THE REQUEST: Reproduce every line of the records below word for word, but leave out the pictures.

== DATA ROWS ==

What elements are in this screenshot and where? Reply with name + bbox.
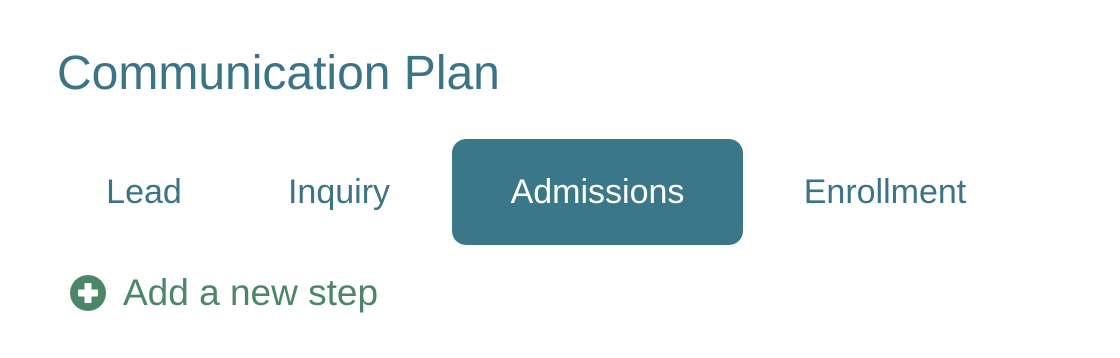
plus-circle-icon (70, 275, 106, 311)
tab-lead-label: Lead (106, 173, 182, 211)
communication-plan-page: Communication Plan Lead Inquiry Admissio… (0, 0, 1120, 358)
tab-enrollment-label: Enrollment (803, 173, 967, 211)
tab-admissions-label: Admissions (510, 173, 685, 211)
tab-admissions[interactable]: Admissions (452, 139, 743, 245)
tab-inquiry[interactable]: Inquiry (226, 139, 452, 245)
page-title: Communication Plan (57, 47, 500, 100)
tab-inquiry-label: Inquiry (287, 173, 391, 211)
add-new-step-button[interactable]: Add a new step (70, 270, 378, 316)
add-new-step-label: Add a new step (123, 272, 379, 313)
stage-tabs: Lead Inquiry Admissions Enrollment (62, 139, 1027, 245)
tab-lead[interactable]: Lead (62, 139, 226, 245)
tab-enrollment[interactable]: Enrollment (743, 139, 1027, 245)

===

RESPONSE TO THE EXERCISE:
What elements are in this screenshot and where? Reply with name + bbox.
plus-circle-icon (70, 275, 106, 311)
tab-lead-label: Lead (106, 173, 182, 211)
communication-plan-page: Communication Plan Lead Inquiry Admissio… (0, 0, 1120, 358)
tab-enrollment-label: Enrollment (803, 173, 967, 211)
tab-admissions-label: Admissions (510, 173, 685, 211)
tab-admissions[interactable]: Admissions (452, 139, 743, 245)
tab-inquiry[interactable]: Inquiry (226, 139, 452, 245)
page-title: Communication Plan (57, 47, 500, 100)
tab-inquiry-label: Inquiry (287, 173, 391, 211)
add-new-step-button[interactable]: Add a new step (70, 270, 378, 316)
add-new-step-label: Add a new step (123, 272, 379, 313)
stage-tabs: Lead Inquiry Admissions Enrollment (62, 139, 1027, 245)
tab-lead[interactable]: Lead (62, 139, 226, 245)
tab-enrollment[interactable]: Enrollment (743, 139, 1027, 245)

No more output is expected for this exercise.